> [EXERCISE DIRECTIONS] Give all of the lines again exactly as they read.

------------------------------------------------

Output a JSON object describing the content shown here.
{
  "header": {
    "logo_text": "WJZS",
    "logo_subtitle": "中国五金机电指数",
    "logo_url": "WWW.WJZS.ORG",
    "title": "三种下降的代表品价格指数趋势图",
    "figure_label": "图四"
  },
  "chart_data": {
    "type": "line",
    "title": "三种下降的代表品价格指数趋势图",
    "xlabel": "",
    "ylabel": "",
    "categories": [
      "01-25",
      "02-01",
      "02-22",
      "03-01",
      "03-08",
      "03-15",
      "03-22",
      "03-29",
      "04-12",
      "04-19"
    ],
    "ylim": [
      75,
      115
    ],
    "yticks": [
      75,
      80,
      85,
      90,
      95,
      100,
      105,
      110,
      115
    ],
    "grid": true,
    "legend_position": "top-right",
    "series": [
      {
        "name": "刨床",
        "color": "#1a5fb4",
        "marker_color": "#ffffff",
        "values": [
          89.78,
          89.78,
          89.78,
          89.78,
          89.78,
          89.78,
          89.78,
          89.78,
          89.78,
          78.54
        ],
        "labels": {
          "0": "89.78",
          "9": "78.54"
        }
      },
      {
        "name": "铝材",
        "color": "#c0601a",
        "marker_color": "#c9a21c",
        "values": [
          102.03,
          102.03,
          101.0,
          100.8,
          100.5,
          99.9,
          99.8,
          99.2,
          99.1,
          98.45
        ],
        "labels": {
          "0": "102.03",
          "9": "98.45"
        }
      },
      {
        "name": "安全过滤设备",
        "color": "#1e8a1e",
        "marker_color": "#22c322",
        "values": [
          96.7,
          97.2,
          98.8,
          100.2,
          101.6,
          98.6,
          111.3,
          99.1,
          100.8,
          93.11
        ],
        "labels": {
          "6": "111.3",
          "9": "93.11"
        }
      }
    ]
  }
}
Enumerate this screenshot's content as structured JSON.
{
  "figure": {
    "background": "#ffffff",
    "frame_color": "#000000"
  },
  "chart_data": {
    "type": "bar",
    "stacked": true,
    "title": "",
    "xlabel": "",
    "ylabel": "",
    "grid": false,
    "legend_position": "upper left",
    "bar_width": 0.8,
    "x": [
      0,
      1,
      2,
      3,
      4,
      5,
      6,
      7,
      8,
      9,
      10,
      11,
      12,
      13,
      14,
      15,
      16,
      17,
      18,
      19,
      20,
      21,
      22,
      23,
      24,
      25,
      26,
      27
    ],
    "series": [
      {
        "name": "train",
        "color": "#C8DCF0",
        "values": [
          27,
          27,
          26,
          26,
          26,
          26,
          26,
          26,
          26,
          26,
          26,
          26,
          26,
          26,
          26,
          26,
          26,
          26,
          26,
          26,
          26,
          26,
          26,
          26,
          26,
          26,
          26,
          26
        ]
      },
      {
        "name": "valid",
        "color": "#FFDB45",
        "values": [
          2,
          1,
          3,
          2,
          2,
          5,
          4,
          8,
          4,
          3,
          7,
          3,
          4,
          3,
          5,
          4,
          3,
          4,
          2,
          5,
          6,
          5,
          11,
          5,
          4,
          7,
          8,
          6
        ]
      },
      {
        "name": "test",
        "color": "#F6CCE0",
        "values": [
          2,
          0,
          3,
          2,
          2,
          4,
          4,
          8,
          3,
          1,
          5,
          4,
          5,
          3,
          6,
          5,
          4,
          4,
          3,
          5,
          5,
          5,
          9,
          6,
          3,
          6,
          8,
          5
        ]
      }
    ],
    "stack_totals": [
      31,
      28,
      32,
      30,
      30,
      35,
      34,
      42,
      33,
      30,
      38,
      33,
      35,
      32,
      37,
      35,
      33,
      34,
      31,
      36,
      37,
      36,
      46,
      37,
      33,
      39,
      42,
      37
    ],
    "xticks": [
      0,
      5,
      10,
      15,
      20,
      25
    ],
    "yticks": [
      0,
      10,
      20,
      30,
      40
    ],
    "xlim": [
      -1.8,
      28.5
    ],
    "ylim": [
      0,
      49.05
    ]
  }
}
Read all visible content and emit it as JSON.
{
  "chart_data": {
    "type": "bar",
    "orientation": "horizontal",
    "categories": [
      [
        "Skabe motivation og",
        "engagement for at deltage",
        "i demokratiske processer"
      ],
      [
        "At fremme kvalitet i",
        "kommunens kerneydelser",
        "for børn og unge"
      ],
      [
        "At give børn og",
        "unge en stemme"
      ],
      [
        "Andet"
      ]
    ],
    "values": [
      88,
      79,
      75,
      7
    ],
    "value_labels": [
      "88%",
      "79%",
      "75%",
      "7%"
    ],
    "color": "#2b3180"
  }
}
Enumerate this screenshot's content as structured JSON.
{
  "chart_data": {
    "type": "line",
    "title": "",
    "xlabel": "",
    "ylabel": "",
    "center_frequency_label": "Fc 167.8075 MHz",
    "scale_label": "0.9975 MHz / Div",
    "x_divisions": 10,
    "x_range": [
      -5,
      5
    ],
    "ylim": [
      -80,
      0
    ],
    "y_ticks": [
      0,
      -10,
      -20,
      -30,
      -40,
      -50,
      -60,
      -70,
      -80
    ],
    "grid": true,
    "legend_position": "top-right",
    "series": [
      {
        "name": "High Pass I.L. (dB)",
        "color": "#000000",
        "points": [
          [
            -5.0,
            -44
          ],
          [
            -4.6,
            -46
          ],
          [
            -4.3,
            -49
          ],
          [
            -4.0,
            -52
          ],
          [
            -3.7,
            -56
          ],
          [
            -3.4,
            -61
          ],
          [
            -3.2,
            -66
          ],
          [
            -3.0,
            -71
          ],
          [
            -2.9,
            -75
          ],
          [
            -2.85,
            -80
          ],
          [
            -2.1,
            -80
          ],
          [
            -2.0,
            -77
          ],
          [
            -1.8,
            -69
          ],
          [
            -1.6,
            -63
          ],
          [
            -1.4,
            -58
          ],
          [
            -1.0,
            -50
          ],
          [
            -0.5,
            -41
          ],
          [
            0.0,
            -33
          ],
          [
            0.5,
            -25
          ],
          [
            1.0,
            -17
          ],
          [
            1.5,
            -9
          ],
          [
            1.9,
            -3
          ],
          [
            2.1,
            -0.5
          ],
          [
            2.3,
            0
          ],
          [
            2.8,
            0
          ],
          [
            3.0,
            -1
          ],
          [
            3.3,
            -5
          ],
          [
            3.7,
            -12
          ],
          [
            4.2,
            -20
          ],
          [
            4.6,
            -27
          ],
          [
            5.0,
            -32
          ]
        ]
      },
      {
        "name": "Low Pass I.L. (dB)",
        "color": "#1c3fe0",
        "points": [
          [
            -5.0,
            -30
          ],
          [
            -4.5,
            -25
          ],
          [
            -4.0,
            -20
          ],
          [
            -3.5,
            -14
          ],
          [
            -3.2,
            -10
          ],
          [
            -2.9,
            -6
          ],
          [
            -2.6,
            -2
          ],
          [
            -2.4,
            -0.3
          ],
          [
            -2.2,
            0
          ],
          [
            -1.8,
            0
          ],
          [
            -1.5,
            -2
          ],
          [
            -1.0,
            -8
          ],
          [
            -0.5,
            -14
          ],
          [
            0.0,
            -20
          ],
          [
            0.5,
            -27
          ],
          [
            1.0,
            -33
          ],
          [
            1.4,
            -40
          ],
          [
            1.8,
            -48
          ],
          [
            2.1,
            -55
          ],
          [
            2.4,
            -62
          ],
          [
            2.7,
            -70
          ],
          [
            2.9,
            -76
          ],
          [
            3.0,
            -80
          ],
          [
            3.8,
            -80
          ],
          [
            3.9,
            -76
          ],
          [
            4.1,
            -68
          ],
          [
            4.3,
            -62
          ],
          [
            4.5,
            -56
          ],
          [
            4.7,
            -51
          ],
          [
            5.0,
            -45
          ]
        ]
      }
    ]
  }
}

------------------------------------------------

> [EXERCISE RESPONSE]
Output a JSON object describing the content shown here.
{
  "header": {
    "logo_text": "WJZS",
    "logo_subtitle": "中国五金机电指数",
    "logo_url": "WWW.WJZS.ORG",
    "title": "三种下降的代表品价格指数趋势图",
    "figure_label": "图四"
  },
  "chart_data": {
    "type": "line",
    "title": "三种下降的代表品价格指数趋势图",
    "xlabel": "",
    "ylabel": "",
    "categories": [
      "01-25",
      "02-01",
      "02-22",
      "03-01",
      "03-08",
      "03-15",
      "03-22",
      "03-29",
      "04-12",
      "04-19"
    ],
    "ylim": [
      75,
      115
    ],
    "yticks": [
      75,
      80,
      85,
      90,
      95,
      100,
      105,
      110,
      115
    ],
    "grid": true,
    "legend_position": "top-right",
    "series": [
      {
        "name": "刨床",
        "color": "#1a5fb4",
        "marker_color": "#ffffff",
        "values": [
          89.78,
          89.78,
          89.78,
          89.78,
          89.78,
          89.78,
          89.78,
          89.78,
          89.78,
          78.54
        ],
        "labels": {
          "0": "89.78",
          "9": "78.54"
        }
      },
      {
        "name": "铝材",
        "color": "#c0601a",
        "marker_color": "#c9a21c",
        "values": [
          102.03,
          102.03,
          101.0,
          100.8,
          100.5,
          99.9,
          99.8,
          99.2,
          99.1,
          98.45
        ],
        "labels": {
          "0": "102.03",
          "9": "98.45"
        }
      },
      {
        "name": "安全过滤设备",
        "color": "#1e8a1e",
        "marker_color": "#22c322",
        "values": [
          96.7,
          97.2,
          98.8,
          100.2,
          101.6,
          98.6,
          111.3,
          99.1,
          100.8,
          93.11
        ],
        "labels": {
          "6": "111.3",
          "9": "93.11"
        }
      }
    ]
  }
}
Enumerate this screenshot's content as structured JSON.
{
  "figure": {
    "background": "#ffffff",
    "frame_color": "#000000"
  },
  "chart_data": {
    "type": "bar",
    "stacked": true,
    "title": "",
    "xlabel": "",
    "ylabel": "",
    "grid": false,
    "legend_position": "upper left",
    "bar_width": 0.8,
    "x": [
      0,
      1,
      2,
      3,
      4,
      5,
      6,
      7,
      8,
      9,
      10,
      11,
      12,
      13,
      14,
      15,
      16,
      17,
      18,
      19,
      20,
      21,
      22,
      23,
      24,
      25,
      26,
      27
    ],
    "series": [
      {
        "name": "train",
        "color": "#C8DCF0",
        "values": [
          27,
          27,
          26,
          26,
          26,
          26,
          26,
          26,
          26,
          26,
          26,
          26,
          26,
          26,
          26,
          26,
          26,
          26,
          26,
          26,
          26,
          26,
          26,
          26,
          26,
          26,
          26,
          26
        ]
      },
      {
        "name": "valid",
        "color": "#FFDB45",
        "values": [
          2,
          1,
          3,
          2,
          2,
          5,
          4,
          8,
          4,
          3,
          7,
          3,
          4,
          3,
          5,
          4,
          3,
          4,
          2,
          5,
          6,
          5,
          11,
          5,
          4,
          7,
          8,
          6
        ]
      },
      {
        "name": "test",
        "color": "#F6CCE0",
        "values": [
          2,
          0,
          3,
          2,
          2,
          4,
          4,
          8,
          3,
          1,
          5,
          4,
          5,
          3,
          6,
          5,
          4,
          4,
          3,
          5,
          5,
          5,
          9,
          6,
          3,
          6,
          8,
          5
        ]
      }
    ],
    "stack_totals": [
      31,
      28,
      32,
      30,
      30,
      35,
      34,
      42,
      33,
      30,
      38,
      33,
      35,
      32,
      37,
      35,
      33,
      34,
      31,
      36,
      37,
      36,
      46,
      37,
      33,
      39,
      42,
      37
    ],
    "xticks": [
      0,
      5,
      10,
      15,
      20,
      25
    ],
    "yticks": [
      0,
      10,
      20,
      30,
      40
    ],
    "xlim": [
      -1.8,
      28.5
    ],
    "ylim": [
      0,
      49.05
    ]
  }
}
Read all visible content and emit it as JSON.
{
  "chart_data": {
    "type": "bar",
    "orientation": "horizontal",
    "categories": [
      [
        "Skabe motivation og",
        "engagement for at deltage",
        "i demokratiske processer"
      ],
      [
        "At fremme kvalitet i",
        "kommunens kerneydelser",
        "for børn og unge"
      ],
      [
        "At give børn og",
        "unge en stemme"
      ],
      [
        "Andet"
      ]
    ],
    "values": [
      88,
      79,
      75,
      7
    ],
    "value_labels": [
      "88%",
      "79%",
      "75%",
      "7%"
    ],
    "color": "#2b3180"
  }
}
Enumerate this screenshot's content as structured JSON.
{
  "chart_data": {
    "type": "line",
    "title": "",
    "xlabel": "",
    "ylabel": "",
    "center_frequency_label": "Fc 167.8075 MHz",
    "scale_label": "0.9975 MHz / Div",
    "x_divisions": 10,
    "x_range": [
      -5,
      5
    ],
    "ylim": [
      -80,
      0
    ],
    "y_ticks": [
      0,
      -10,
      -20,
      -30,
      -40,
      -50,
      -60,
      -70,
      -80
    ],
    "grid": true,
    "legend_position": "top-right",
    "series": [
      {
        "name": "High Pass I.L. (dB)",
        "color": "#000000",
        "points": [
          [
            -5.0,
            -44
          ],
          [
            -4.6,
            -46
          ],
          [
            -4.3,
            -49
          ],
          [
            -4.0,
            -52
          ],
          [
            -3.7,
            -56
          ],
          [
            -3.4,
            -61
          ],
          [
            -3.2,
            -66
          ],
          [
            -3.0,
            -71
          ],
          [
            -2.9,
            -75
          ],
          [
            -2.85,
            -80
          ],
          [
            -2.1,
            -80
          ],
          [
            -2.0,
            -77
          ],
          [
            -1.8,
            -69
          ],
          [
            -1.6,
            -63
          ],
          [
            -1.4,
            -58
          ],
          [
            -1.0,
            -50
          ],
          [
            -0.5,
            -41
          ],
          [
            0.0,
            -33
          ],
          [
            0.5,
            -25
          ],
          [
            1.0,
            -17
          ],
          [
            1.5,
            -9
          ],
          [
            1.9,
            -3
          ],
          [
            2.1,
            -0.5
          ],
          [
            2.3,
            0
          ],
          [
            2.8,
            0
          ],
          [
            3.0,
            -1
          ],
          [
            3.3,
            -5
          ],
          [
            3.7,
            -12
          ],
          [
            4.2,
            -20
          ],
          [
            4.6,
            -27
          ],
          [
            5.0,
            -32
          ]
        ]
      },
      {
        "name": "Low Pass I.L. (dB)",
        "color": "#1c3fe0",
        "points": [
          [
            -5.0,
            -30
          ],
          [
            -4.5,
            -25
          ],
          [
            -4.0,
            -20
          ],
          [
            -3.5,
            -14
          ],
          [
            -3.2,
            -10
          ],
          [
            -2.9,
            -6
          ],
          [
            -2.6,
            -2
          ],
          [
            -2.4,
            -0.3
          ],
          [
            -2.2,
            0
          ],
          [
            -1.8,
            0
          ],
          [
            -1.5,
            -2
          ],
          [
            -1.0,
            -8
          ],
          [
            -0.5,
            -14
          ],
          [
            0.0,
            -20
          ],
          [
            0.5,
            -27
          ],
          [
            1.0,
            -33
          ],
          [
            1.4,
            -40
          ],
          [
            1.8,
            -48
          ],
          [
            2.1,
            -55
          ],
          [
            2.4,
            -62
          ],
          [
            2.7,
            -70
          ],
          [
            2.9,
            -76
          ],
          [
            3.0,
            -80
          ],
          [
            3.8,
            -80
          ],
          [
            3.9,
            -76
          ],
          [
            4.1,
            -68
          ],
          [
            4.3,
            -62
          ],
          [
            4.5,
            -56
          ],
          [
            4.7,
            -51
          ],
          [
            5.0,
            -45
          ]
        ]
      }
    ]
  }
}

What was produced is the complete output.